What is being asked: Retype the listing that follows, exactly as written.

Excerpted data:
# # #
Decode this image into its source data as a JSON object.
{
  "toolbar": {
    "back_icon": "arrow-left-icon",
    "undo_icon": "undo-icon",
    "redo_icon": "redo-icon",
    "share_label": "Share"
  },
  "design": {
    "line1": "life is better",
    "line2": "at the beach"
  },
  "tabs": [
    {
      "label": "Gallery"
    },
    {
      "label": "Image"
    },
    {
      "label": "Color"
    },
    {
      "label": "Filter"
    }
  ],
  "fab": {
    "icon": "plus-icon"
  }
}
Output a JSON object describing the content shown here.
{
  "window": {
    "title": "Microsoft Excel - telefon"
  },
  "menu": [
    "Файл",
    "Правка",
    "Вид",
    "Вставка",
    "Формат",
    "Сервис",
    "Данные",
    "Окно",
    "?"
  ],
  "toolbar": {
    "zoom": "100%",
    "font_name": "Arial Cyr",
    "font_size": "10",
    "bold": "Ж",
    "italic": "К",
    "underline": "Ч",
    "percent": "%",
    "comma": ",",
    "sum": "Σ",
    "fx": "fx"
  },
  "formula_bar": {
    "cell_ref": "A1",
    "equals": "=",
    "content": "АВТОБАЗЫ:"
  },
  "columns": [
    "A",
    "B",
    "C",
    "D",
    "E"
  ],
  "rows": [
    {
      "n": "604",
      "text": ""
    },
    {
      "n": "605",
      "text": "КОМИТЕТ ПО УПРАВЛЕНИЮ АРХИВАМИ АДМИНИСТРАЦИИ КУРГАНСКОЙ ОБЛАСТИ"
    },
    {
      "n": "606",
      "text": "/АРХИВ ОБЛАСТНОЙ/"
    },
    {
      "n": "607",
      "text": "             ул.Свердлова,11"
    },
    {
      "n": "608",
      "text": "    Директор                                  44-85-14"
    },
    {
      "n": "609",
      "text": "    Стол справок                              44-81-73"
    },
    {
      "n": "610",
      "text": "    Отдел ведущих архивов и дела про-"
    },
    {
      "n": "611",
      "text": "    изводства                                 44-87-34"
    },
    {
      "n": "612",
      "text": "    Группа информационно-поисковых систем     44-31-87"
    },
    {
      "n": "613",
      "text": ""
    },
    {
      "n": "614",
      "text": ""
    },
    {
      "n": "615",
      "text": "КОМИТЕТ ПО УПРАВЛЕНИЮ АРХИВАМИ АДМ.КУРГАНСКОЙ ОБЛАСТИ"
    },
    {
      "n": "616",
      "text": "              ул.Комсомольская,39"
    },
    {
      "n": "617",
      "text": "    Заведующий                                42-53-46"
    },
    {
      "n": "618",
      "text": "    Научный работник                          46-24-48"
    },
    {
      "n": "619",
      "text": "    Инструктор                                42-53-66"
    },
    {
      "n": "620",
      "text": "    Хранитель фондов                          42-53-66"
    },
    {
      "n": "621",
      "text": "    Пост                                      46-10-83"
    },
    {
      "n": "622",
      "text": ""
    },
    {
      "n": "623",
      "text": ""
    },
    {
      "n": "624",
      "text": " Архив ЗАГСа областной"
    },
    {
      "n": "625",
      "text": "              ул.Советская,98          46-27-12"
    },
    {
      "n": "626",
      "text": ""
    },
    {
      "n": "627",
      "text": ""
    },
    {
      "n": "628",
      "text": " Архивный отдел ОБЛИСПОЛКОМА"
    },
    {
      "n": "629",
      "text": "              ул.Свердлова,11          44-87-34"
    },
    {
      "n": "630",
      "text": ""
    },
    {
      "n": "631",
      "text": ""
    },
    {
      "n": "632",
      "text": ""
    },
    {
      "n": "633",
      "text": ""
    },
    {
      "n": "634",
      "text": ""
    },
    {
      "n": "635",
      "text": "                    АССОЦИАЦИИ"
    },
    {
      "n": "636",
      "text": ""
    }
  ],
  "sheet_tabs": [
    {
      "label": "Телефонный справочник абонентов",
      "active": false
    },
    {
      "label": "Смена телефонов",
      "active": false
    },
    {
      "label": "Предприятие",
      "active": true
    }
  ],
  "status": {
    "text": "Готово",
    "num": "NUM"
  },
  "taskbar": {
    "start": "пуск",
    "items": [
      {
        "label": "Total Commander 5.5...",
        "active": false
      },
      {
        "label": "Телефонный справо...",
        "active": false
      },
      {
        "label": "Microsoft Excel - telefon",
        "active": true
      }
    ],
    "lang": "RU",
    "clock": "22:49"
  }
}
# # #
Output below:
Decode this image into its source data as a JSON object.
{
  "toolbar": {
    "back_icon": "arrow-left-icon",
    "undo_icon": "undo-icon",
    "redo_icon": "redo-icon",
    "share_label": "Share"
  },
  "design": {
    "line1": "life is better",
    "line2": "at the beach"
  },
  "tabs": [
    {
      "label": "Gallery"
    },
    {
      "label": "Image"
    },
    {
      "label": "Color"
    },
    {
      "label": "Filter"
    }
  ],
  "fab": {
    "icon": "plus-icon"
  }
}
Output a JSON object describing the content shown here.
{
  "window": {
    "title": "Microsoft Excel - telefon"
  },
  "menu": [
    "Файл",
    "Правка",
    "Вид",
    "Вставка",
    "Формат",
    "Сервис",
    "Данные",
    "Окно",
    "?"
  ],
  "toolbar": {
    "zoom": "100%",
    "font_name": "Arial Cyr",
    "font_size": "10",
    "bold": "Ж",
    "italic": "К",
    "underline": "Ч",
    "percent": "%",
    "comma": ",",
    "sum": "Σ",
    "fx": "fx"
  },
  "formula_bar": {
    "cell_ref": "A1",
    "equals": "=",
    "content": "АВТОБАЗЫ:"
  },
  "columns": [
    "A",
    "B",
    "C",
    "D",
    "E"
  ],
  "rows": [
    {
      "n": "604",
      "text": ""
    },
    {
      "n": "605",
      "text": "КОМИТЕТ ПО УПРАВЛЕНИЮ АРХИВАМИ АДМИНИСТРАЦИИ КУРГАНСКОЙ ОБЛАСТИ"
    },
    {
      "n": "606",
      "text": "/АРХИВ ОБЛАСТНОЙ/"
    },
    {
      "n": "607",
      "text": "             ул.Свердлова,11"
    },
    {
      "n": "608",
      "text": "    Директор                                  44-85-14"
    },
    {
      "n": "609",
      "text": "    Стол справок                              44-81-73"
    },
    {
      "n": "610",
      "text": "    Отдел ведущих архивов и дела про-"
    },
    {
      "n": "611",
      "text": "    изводства                                 44-87-34"
    },
    {
      "n": "612",
      "text": "    Группа информационно-поисковых систем     44-31-87"
    },
    {
      "n": "613",
      "text": ""
    },
    {
      "n": "614",
      "text": ""
    },
    {
      "n": "615",
      "text": "КОМИТЕТ ПО УПРАВЛЕНИЮ АРХИВАМИ АДМ.КУРГАНСКОЙ ОБЛАСТИ"
    },
    {
      "n": "616",
      "text": "              ул.Комсомольская,39"
    },
    {
      "n": "617",
      "text": "    Заведующий                                42-53-46"
    },
    {
      "n": "618",
      "text": "    Научный работник                          46-24-48"
    },
    {
      "n": "619",
      "text": "    Инструктор                                42-53-66"
    },
    {
      "n": "620",
      "text": "    Хранитель фондов                          42-53-66"
    },
    {
      "n": "621",
      "text": "    Пост                                      46-10-83"
    },
    {
      "n": "622",
      "text": ""
    },
    {
      "n": "623",
      "text": ""
    },
    {
      "n": "624",
      "text": " Архив ЗАГСа областной"
    },
    {
      "n": "625",
      "text": "              ул.Советская,98          46-27-12"
    },
    {
      "n": "626",
      "text": ""
    },
    {
      "n": "627",
      "text": ""
    },
    {
      "n": "628",
      "text": " Архивный отдел ОБЛИСПОЛКОМА"
    },
    {
      "n": "629",
      "text": "              ул.Свердлова,11          44-87-34"
    },
    {
      "n": "630",
      "text": ""
    },
    {
      "n": "631",
      "text": ""
    },
    {
      "n": "632",
      "text": ""
    },
    {
      "n": "633",
      "text": ""
    },
    {
      "n": "634",
      "text": ""
    },
    {
      "n": "635",
      "text": "                    АССОЦИАЦИИ"
    },
    {
      "n": "636",
      "text": ""
    }
  ],
  "sheet_tabs": [
    {
      "label": "Телефонный справочник абонентов",
      "active": false
    },
    {
      "label": "Смена телефонов",
      "active": false
    },
    {
      "label": "Предприятие",
      "active": true
    }
  ],
  "status": {
    "text": "Готово",
    "num": "NUM"
  },
  "taskbar": {
    "start": "пуск",
    "items": [
      {
        "label": "Total Commander 5.5...",
        "active": false
      },
      {
        "label": "Телефонный справо...",
        "active": false
      },
      {
        "label": "Microsoft Excel - telefon",
        "active": true
      }
    ],
    "lang": "RU",
    "clock": "22:49"
  }
}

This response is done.